What is expected - Output all entries verbatim. Skip pictures.

Data records -
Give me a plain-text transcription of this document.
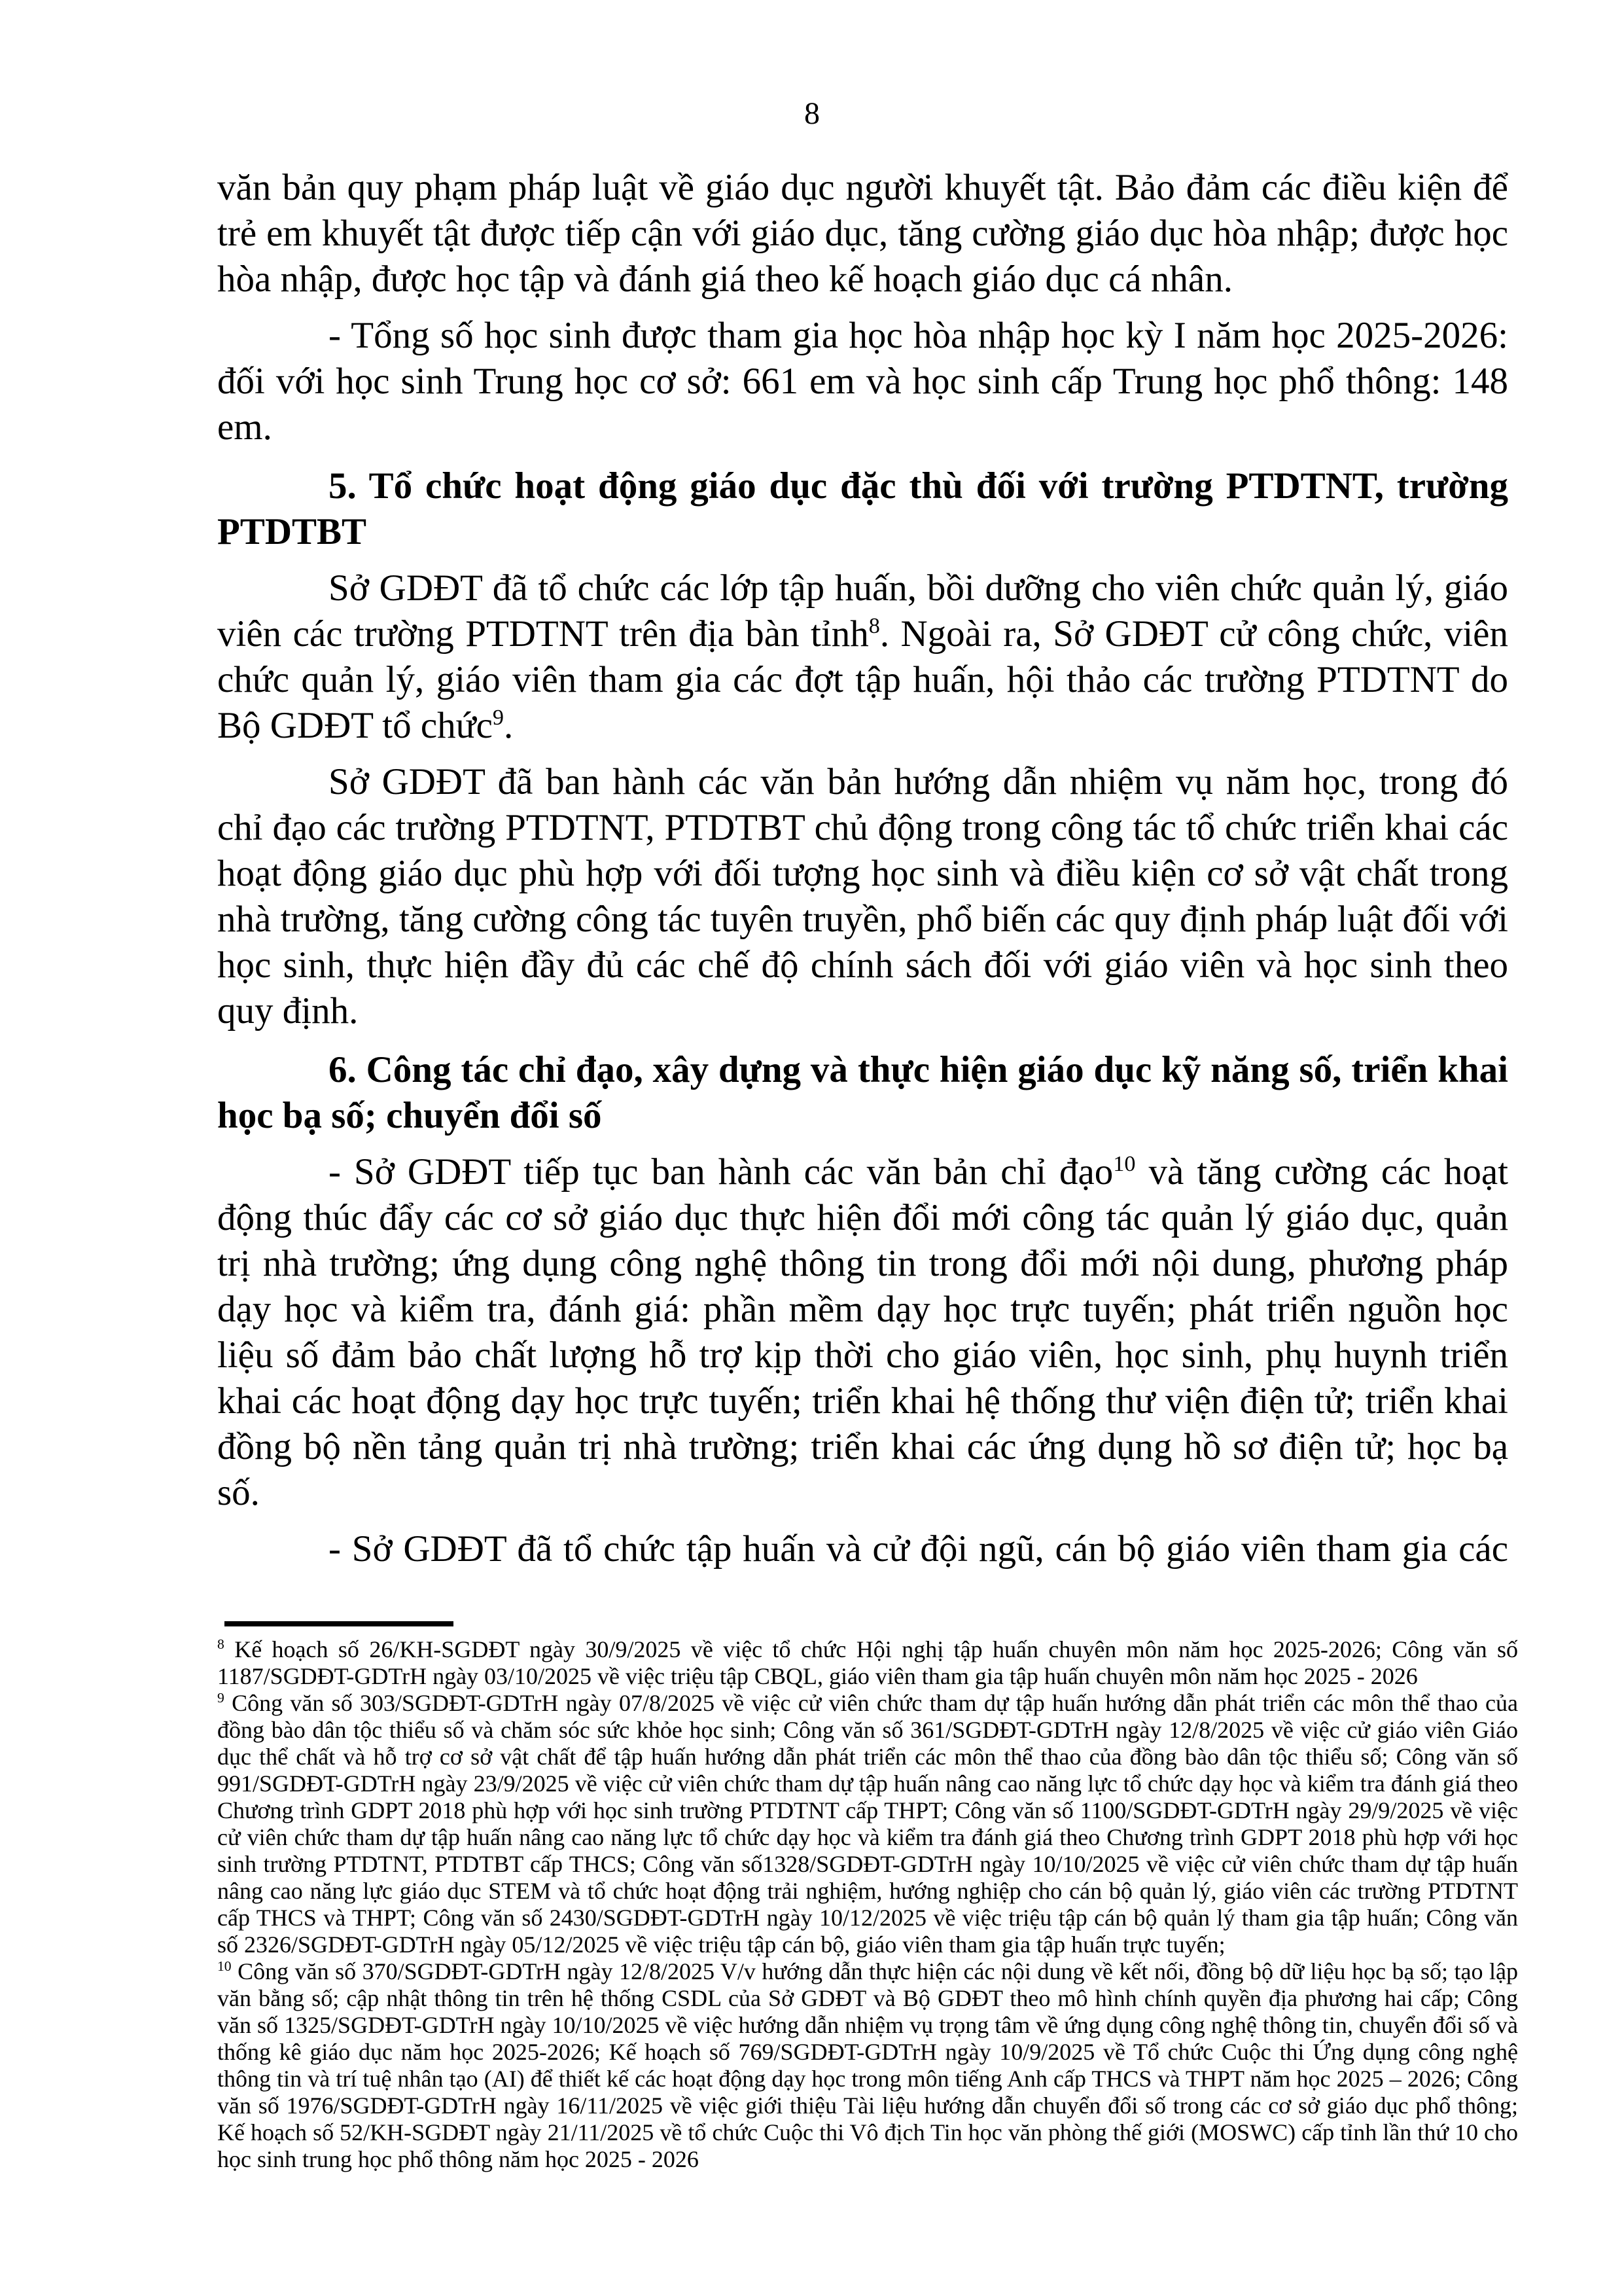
8
văn bản quy phạm pháp luật về giáo dục người khuyết tật. Bảo đảm các điều kiện để trẻ em khuyết tật được tiếp cận với giáo dục, tăng cường giáo dục hòa nhập; được học hòa nhập, được học tập và đánh giá theo kế hoạch giáo dục cá nhân.
- Tổng số học sinh được tham gia học hòa nhập học kỳ I năm học 2025-2026: đối với học sinh Trung học cơ sở: 661 em và học sinh cấp Trung học phổ thông: 148 em.
5. Tổ chức hoạt động giáo dục đặc thù đối với trường PTDTNT, trường PTDTBT
Sở GDĐT đã tổ chức các lớp tập huấn, bồi dưỡng cho viên chức quản lý, giáo viên các trường PTDTNT trên địa bàn tỉnh$^8$. Ngoài ra, Sở GDĐT cử công chức, viên chức quản lý, giáo viên tham gia các đợt tập huấn, hội thảo các trường PTDTNT do Bộ GDĐT tổ chức$^9$.
Sở GDĐT đã ban hành các văn bản hướng dẫn nhiệm vụ năm học, trong đó chỉ đạo các trường PTDTNT, PTDTBT chủ động trong công tác tổ chức triển khai các hoạt động giáo dục phù hợp với đối tượng học sinh và điều kiện cơ sở vật chất trong nhà trường, tăng cường công tác tuyên truyền, phổ biến các quy định pháp luật đối với học sinh, thực hiện đầy đủ các chế độ chính sách đối với giáo viên và học sinh theo quy định.
6. Công tác chỉ đạo, xây dựng và thực hiện giáo dục kỹ năng số, triển khai học bạ số; chuyển đổi số
- Sở GDĐT tiếp tục ban hành các văn bản chỉ đạo$^{10}$ và tăng cường các hoạt động thúc đẩy các cơ sở giáo dục thực hiện đổi mới công tác quản lý giáo dục, quản trị nhà trường; ứng dụng công nghệ thông tin trong đổi mới nội dung, phương pháp dạy học và kiểm tra, đánh giá: phần mềm dạy học trực tuyến; phát triển nguồn học liệu số đảm bảo chất lượng hỗ trợ kịp thời cho giáo viên, học sinh, phụ huynh triển khai các hoạt động dạy học trực tuyến; triển khai hệ thống thư viện điện tử; triển khai đồng bộ nền tảng quản trị nhà trường; triển khai các ứng dụng hồ sơ điện tử; học bạ số.
- Sở GDĐT đã tổ chức tập huấn và cử đội ngũ, cán bộ giáo viên tham gia các
$^8$ Kế hoạch số 26/KH-SGDĐT ngày 30/9/2025 về việc tổ chức Hội nghị tập huấn chuyên môn năm học 2025-2026; Công văn số 1187/SGDĐT-GDTrH ngày 03/10/2025 về việc triệu tập CBQL, giáo viên tham gia tập huấn chuyên môn năm học 2025 - 2026
$^9$ Công văn số 303/SGDĐT-GDTrH ngày 07/8/2025 về việc cử viên chức tham dự tập huấn hướng dẫn phát triển các môn thể thao của đồng bào dân tộc thiểu số và chăm sóc sức khỏe học sinh; Công văn số 361/SGDĐT-GDTrH ngày 12/8/2025 về việc cử giáo viên Giáo dục thể chất và hỗ trợ cơ sở vật chất để tập huấn hướng dẫn phát triển các môn thể thao của đồng bào dân tộc thiểu số; Công văn số 991/SGDĐT-GDTrH ngày 23/9/2025 về việc cử viên chức tham dự tập huấn nâng cao năng lực tổ chức dạy học và kiểm tra đánh giá theo Chương trình GDPT 2018 phù hợp với học sinh trường PTDTNT cấp THPT; Công văn số 1100/SGDĐT-GDTrH ngày 29/9/2025 về việc cử viên chức tham dự tập huấn nâng cao năng lực tổ chức dạy học và kiểm tra đánh giá theo Chương trình GDPT 2018 phù hợp với học sinh trường PTDTNT, PTDTBT cấp THCS; Công văn số1328/SGDĐT-GDTrH ngày 10/10/2025 về việc cử viên chức tham dự tập huấn nâng cao năng lực giáo dục STEM và tổ chức hoạt động trải nghiệm, hướng nghiệp cho cán bộ quản lý, giáo viên các trường PTDTNT cấp THCS và THPT; Công văn số 2430/SGDĐT-GDTrH ngày 10/12/2025 về việc triệu tập cán bộ quản lý tham gia tập huấn; Công văn số 2326/SGDĐT-GDTrH ngày 05/12/2025 về việc triệu tập cán bộ, giáo viên tham gia tập huấn trực tuyến;
$^{10}$ Công văn số 370/SGDĐT-GDTrH ngày 12/8/2025 V/v hướng dẫn thực hiện các nội dung về kết nối, đồng bộ dữ liệu học bạ số; tạo lập văn bằng số; cập nhật thông tin trên hệ thống CSDL của Sở GDĐT và Bộ GDĐT theo mô hình chính quyền địa phương hai cấp; Công văn số 1325/SGDĐT-GDTrH ngày 10/10/2025 về việc hướng dẫn nhiệm vụ trọng tâm về ứng dụng công nghệ thông tin, chuyển đổi số và thống kê giáo dục năm học 2025-2026; Kế hoạch số 769/SGDĐT-GDTrH ngày 10/9/2025 về Tổ chức Cuộc thi Ứng dụng công nghệ thông tin và trí tuệ nhân tạo (AI) để thiết kế các hoạt động dạy học trong môn tiếng Anh cấp THCS và THPT năm học 2025 – 2026; Công văn số 1976/SGDĐT-GDTrH ngày 16/11/2025 về việc giới thiệu Tài liệu hướng dẫn chuyển đổi số trong các cơ sở giáo dục phổ thông; Kế hoạch số 52/KH-SGDĐT ngày 21/11/2025 về tổ chức Cuộc thi Vô địch Tin học văn phòng thế giới (MOSWC) cấp tỉnh lần thứ 10 cho học sinh trung học phổ thông năm học 2025 - 2026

The answer -
Give me a plain-text transcription of this document.
8
văn bản quy phạm pháp luật về giáo dục người khuyết tật. Bảo đảm các điều kiện để trẻ em khuyết tật được tiếp cận với giáo dục, tăng cường giáo dục hòa nhập; được học hòa nhập, được học tập và đánh giá theo kế hoạch giáo dục cá nhân.
- Tổng số học sinh được tham gia học hòa nhập học kỳ I năm học 2025-2026: đối với học sinh Trung học cơ sở: 661 em và học sinh cấp Trung học phổ thông: 148 em.
5. Tổ chức hoạt động giáo dục đặc thù đối với trường PTDTNT, trường PTDTBT
Sở GDĐT đã tổ chức các lớp tập huấn, bồi dưỡng cho viên chức quản lý, giáo viên các trường PTDTNT trên địa bàn tỉnh$^8$. Ngoài ra, Sở GDĐT cử công chức, viên chức quản lý, giáo viên tham gia các đợt tập huấn, hội thảo các trường PTDTNT do Bộ GDĐT tổ chức$^9$.
Sở GDĐT đã ban hành các văn bản hướng dẫn nhiệm vụ năm học, trong đó chỉ đạo các trường PTDTNT, PTDTBT chủ động trong công tác tổ chức triển khai các hoạt động giáo dục phù hợp với đối tượng học sinh và điều kiện cơ sở vật chất trong nhà trường, tăng cường công tác tuyên truyền, phổ biến các quy định pháp luật đối với học sinh, thực hiện đầy đủ các chế độ chính sách đối với giáo viên và học sinh theo quy định.
6. Công tác chỉ đạo, xây dựng và thực hiện giáo dục kỹ năng số, triển khai học bạ số; chuyển đổi số
- Sở GDĐT tiếp tục ban hành các văn bản chỉ đạo$^{10}$ và tăng cường các hoạt động thúc đẩy các cơ sở giáo dục thực hiện đổi mới công tác quản lý giáo dục, quản trị nhà trường; ứng dụng công nghệ thông tin trong đổi mới nội dung, phương pháp dạy học và kiểm tra, đánh giá: phần mềm dạy học trực tuyến; phát triển nguồn học liệu số đảm bảo chất lượng hỗ trợ kịp thời cho giáo viên, học sinh, phụ huynh triển khai các hoạt động dạy học trực tuyến; triển khai hệ thống thư viện điện tử; triển khai đồng bộ nền tảng quản trị nhà trường; triển khai các ứng dụng hồ sơ điện tử; học bạ số.
- Sở GDĐT đã tổ chức tập huấn và cử đội ngũ, cán bộ giáo viên tham gia các
$^8$ Kế hoạch số 26/KH-SGDĐT ngày 30/9/2025 về việc tổ chức Hội nghị tập huấn chuyên môn năm học 2025-2026; Công văn số 1187/SGDĐT-GDTrH ngày 03/10/2025 về việc triệu tập CBQL, giáo viên tham gia tập huấn chuyên môn năm học 2025 - 2026
$^9$ Công văn số 303/SGDĐT-GDTrH ngày 07/8/2025 về việc cử viên chức tham dự tập huấn hướng dẫn phát triển các môn thể thao của đồng bào dân tộc thiểu số và chăm sóc sức khỏe học sinh; Công văn số 361/SGDĐT-GDTrH ngày 12/8/2025 về việc cử giáo viên Giáo dục thể chất và hỗ trợ cơ sở vật chất để tập huấn hướng dẫn phát triển các môn thể thao của đồng bào dân tộc thiểu số; Công văn số 991/SGDĐT-GDTrH ngày 23/9/2025 về việc cử viên chức tham dự tập huấn nâng cao năng lực tổ chức dạy học và kiểm tra đánh giá theo Chương trình GDPT 2018 phù hợp với học sinh trường PTDTNT cấp THPT; Công văn số 1100/SGDĐT-GDTrH ngày 29/9/2025 về việc cử viên chức tham dự tập huấn nâng cao năng lực tổ chức dạy học và kiểm tra đánh giá theo Chương trình GDPT 2018 phù hợp với học sinh trường PTDTNT, PTDTBT cấp THCS; Công văn số1328/SGDĐT-GDTrH ngày 10/10/2025 về việc cử viên chức tham dự tập huấn nâng cao năng lực giáo dục STEM và tổ chức hoạt động trải nghiệm, hướng nghiệp cho cán bộ quản lý, giáo viên các trường PTDTNT cấp THCS và THPT; Công văn số 2430/SGDĐT-GDTrH ngày 10/12/2025 về việc triệu tập cán bộ quản lý tham gia tập huấn; Công văn số 2326/SGDĐT-GDTrH ngày 05/12/2025 về việc triệu tập cán bộ, giáo viên tham gia tập huấn trực tuyến;
$^{10}$ Công văn số 370/SGDĐT-GDTrH ngày 12/8/2025 V/v hướng dẫn thực hiện các nội dung về kết nối, đồng bộ dữ liệu học bạ số; tạo lập văn bằng số; cập nhật thông tin trên hệ thống CSDL của Sở GDĐT và Bộ GDĐT theo mô hình chính quyền địa phương hai cấp; Công văn số 1325/SGDĐT-GDTrH ngày 10/10/2025 về việc hướng dẫn nhiệm vụ trọng tâm về ứng dụng công nghệ thông tin, chuyển đổi số và thống kê giáo dục năm học 2025-2026; Kế hoạch số 769/SGDĐT-GDTrH ngày 10/9/2025 về Tổ chức Cuộc thi Ứng dụng công nghệ thông tin và trí tuệ nhân tạo (AI) để thiết kế các hoạt động dạy học trong môn tiếng Anh cấp THCS và THPT năm học 2025 – 2026; Công văn số 1976/SGDĐT-GDTrH ngày 16/11/2025 về việc giới thiệu Tài liệu hướng dẫn chuyển đổi số trong các cơ sở giáo dục phổ thông; Kế hoạch số 52/KH-SGDĐT ngày 21/11/2025 về tổ chức Cuộc thi Vô địch Tin học văn phòng thế giới (MOSWC) cấp tỉnh lần thứ 10 cho học sinh trung học phổ thông năm học 2025 - 2026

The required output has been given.